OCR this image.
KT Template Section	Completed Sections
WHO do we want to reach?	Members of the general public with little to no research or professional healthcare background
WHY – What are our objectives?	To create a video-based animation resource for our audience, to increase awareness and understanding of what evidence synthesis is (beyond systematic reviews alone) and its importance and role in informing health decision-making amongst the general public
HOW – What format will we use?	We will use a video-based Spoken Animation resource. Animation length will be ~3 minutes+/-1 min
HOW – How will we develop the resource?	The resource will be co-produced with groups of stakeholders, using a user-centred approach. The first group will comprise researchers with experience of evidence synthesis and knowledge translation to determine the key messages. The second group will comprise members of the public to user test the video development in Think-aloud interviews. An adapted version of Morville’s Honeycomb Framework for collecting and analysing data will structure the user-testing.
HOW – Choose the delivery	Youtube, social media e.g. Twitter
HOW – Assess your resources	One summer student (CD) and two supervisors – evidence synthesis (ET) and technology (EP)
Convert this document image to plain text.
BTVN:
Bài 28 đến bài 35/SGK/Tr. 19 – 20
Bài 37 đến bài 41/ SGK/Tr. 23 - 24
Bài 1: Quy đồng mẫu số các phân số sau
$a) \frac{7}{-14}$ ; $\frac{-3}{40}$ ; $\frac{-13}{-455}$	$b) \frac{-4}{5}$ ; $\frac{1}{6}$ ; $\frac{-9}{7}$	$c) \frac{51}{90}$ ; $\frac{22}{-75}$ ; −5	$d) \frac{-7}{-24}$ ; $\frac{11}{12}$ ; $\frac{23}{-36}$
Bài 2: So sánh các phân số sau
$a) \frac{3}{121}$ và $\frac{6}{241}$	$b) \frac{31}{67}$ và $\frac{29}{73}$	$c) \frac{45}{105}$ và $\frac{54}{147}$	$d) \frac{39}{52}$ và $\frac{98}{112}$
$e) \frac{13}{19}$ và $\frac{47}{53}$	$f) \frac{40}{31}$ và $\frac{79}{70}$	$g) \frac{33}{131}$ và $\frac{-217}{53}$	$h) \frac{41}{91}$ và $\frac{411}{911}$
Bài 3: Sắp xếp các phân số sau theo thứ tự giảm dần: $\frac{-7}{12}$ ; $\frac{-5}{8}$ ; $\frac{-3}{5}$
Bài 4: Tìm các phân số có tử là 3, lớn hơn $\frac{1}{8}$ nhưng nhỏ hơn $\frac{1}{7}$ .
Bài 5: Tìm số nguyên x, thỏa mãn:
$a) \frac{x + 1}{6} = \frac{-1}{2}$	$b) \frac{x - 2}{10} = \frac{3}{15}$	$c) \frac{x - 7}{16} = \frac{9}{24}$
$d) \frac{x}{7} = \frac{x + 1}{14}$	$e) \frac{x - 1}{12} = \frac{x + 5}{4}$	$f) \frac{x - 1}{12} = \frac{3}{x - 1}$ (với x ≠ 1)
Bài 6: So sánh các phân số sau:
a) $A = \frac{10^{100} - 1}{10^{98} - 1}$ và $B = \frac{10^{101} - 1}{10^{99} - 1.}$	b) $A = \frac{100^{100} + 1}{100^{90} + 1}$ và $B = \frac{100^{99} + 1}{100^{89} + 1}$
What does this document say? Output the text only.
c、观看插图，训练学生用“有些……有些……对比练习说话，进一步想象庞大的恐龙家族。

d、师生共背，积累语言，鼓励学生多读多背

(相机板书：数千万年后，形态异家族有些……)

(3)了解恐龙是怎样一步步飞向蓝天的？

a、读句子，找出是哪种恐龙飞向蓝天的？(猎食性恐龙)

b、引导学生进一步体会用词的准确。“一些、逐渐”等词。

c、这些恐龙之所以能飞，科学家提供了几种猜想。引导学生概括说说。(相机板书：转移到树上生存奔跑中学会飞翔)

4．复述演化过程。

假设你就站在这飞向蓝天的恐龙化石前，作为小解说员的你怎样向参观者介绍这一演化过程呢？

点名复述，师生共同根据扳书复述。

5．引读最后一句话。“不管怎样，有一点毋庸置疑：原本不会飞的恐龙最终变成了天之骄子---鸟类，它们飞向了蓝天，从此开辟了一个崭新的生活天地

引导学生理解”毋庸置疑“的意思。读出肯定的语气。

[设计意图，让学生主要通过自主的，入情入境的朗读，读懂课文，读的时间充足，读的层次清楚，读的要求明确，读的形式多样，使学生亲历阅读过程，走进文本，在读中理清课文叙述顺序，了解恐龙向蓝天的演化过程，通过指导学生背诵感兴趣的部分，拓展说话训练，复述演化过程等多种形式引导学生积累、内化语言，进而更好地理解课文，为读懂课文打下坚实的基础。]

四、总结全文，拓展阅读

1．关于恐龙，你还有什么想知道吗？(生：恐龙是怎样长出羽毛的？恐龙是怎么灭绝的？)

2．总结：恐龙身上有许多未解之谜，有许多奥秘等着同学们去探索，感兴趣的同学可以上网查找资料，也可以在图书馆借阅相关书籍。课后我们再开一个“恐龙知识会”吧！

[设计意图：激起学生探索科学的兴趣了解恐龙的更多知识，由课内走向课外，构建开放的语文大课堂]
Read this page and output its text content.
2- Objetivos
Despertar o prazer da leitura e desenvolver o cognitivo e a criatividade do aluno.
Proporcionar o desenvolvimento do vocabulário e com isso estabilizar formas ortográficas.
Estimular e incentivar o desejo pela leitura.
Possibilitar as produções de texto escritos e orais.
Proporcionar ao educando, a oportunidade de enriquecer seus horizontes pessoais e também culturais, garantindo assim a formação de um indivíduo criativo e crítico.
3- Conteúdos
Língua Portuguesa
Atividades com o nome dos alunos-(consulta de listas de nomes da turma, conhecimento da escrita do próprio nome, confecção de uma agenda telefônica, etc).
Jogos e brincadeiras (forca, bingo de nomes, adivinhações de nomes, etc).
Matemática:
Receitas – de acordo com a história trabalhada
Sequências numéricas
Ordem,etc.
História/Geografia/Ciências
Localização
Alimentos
◆ ◆ ◆ ◆ ◆ ◆ ◆
■ Challenge
Copy every single line of the material above that holds "synthesis".

■ Solution for this exercise
WHY – What are our objectives?	To create a video-based animation resource for our audience, to increase awareness and understanding of what evidence synthesis is (beyond systematic reviews alone) and its importance and role in informing health decision-making amongst the general public
HOW – How will we develop the resource?	The resource will be co-produced with groups of stakeholders, using a user-centred approach. The first group will comprise researchers with experience of evidence synthesis and knowledge translation to determine the key messages. The second group will comprise members of the public to user test the video development in Think-aloud interviews. An adapted version of Morville’s Honeycomb Framework for collecting and analysing data will structure the user-testing.
HOW – Assess your resources	One summer student (CD) and two supervisors – evidence synthesis (ET) and technology (EP)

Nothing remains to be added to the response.